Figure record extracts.
* START *
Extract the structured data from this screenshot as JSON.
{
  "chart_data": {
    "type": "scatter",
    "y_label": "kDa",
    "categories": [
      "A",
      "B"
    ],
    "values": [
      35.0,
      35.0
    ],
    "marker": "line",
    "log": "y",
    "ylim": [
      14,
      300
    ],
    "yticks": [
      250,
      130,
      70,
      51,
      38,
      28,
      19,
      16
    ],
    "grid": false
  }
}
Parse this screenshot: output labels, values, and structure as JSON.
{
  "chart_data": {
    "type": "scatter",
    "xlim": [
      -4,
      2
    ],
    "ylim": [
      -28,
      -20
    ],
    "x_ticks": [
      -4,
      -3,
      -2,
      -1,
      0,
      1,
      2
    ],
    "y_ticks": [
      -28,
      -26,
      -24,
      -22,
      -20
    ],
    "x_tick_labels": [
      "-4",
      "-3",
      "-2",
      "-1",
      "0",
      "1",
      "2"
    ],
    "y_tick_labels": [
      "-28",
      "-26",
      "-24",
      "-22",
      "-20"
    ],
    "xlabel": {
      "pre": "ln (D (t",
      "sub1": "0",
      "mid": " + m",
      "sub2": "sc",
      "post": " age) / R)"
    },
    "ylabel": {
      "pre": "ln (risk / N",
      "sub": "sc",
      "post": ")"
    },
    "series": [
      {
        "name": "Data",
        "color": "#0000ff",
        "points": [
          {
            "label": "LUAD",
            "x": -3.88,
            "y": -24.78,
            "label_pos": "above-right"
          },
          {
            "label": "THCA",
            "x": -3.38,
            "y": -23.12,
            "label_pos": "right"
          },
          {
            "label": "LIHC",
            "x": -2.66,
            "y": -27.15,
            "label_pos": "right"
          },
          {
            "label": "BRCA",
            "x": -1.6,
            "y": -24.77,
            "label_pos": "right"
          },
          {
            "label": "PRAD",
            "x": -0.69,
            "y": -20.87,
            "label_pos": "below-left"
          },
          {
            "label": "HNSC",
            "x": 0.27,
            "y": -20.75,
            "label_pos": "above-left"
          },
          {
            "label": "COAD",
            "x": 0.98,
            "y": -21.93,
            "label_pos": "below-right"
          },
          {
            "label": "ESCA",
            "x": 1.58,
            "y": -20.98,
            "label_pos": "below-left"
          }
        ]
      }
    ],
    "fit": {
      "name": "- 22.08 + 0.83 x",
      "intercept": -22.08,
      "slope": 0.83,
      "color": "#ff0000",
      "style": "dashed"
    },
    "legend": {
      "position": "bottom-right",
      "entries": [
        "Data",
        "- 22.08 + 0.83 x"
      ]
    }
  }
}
* END *
Write out the whole listing again. Match it word for word.

Extract the structured data from this screenshot as JSON.
{
  "chart_data": {
    "type": "scatter",
    "y_label": "kDa",
    "categories": [
      "A",
      "B"
    ],
    "values": [
      35.0,
      35.0
    ],
    "marker": "line",
    "log": "y",
    "ylim": [
      14,
      300
    ],
    "yticks": [
      250,
      130,
      70,
      51,
      38,
      28,
      19,
      16
    ],
    "grid": false
  }
}
Parse this screenshot: output labels, values, and structure as JSON.
{
  "chart_data": {
    "type": "scatter",
    "xlim": [
      -4,
      2
    ],
    "ylim": [
      -28,
      -20
    ],
    "x_ticks": [
      -4,
      -3,
      -2,
      -1,
      0,
      1,
      2
    ],
    "y_ticks": [
      -28,
      -26,
      -24,
      -22,
      -20
    ],
    "x_tick_labels": [
      "-4",
      "-3",
      "-2",
      "-1",
      "0",
      "1",
      "2"
    ],
    "y_tick_labels": [
      "-28",
      "-26",
      "-24",
      "-22",
      "-20"
    ],
    "xlabel": {
      "pre": "ln (D (t",
      "sub1": "0",
      "mid": " + m",
      "sub2": "sc",
      "post": " age) / R)"
    },
    "ylabel": {
      "pre": "ln (risk / N",
      "sub": "sc",
      "post": ")"
    },
    "series": [
      {
        "name": "Data",
        "color": "#0000ff",
        "points": [
          {
            "label": "LUAD",
            "x": -3.88,
            "y": -24.78,
            "label_pos": "above-right"
          },
          {
            "label": "THCA",
            "x": -3.38,
            "y": -23.12,
            "label_pos": "right"
          },
          {
            "label": "LIHC",
            "x": -2.66,
            "y": -27.15,
            "label_pos": "right"
          },
          {
            "label": "BRCA",
            "x": -1.6,
            "y": -24.77,
            "label_pos": "right"
          },
          {
            "label": "PRAD",
            "x": -0.69,
            "y": -20.87,
            "label_pos": "below-left"
          },
          {
            "label": "HNSC",
            "x": 0.27,
            "y": -20.75,
            "label_pos": "above-left"
          },
          {
            "label": "COAD",
            "x": 0.98,
            "y": -21.93,
            "label_pos": "below-right"
          },
          {
            "label": "ESCA",
            "x": 1.58,
            "y": -20.98,
            "label_pos": "below-left"
          }
        ]
      }
    ],
    "fit": {
      "name": "- 22.08 + 0.83 x",
      "intercept": -22.08,
      "slope": 0.83,
      "color": "#ff0000",
      "style": "dashed"
    },
    "legend": {
      "position": "bottom-right",
      "entries": [
        "Data",
        "- 22.08 + 0.83 x"
      ]
    }
  }
}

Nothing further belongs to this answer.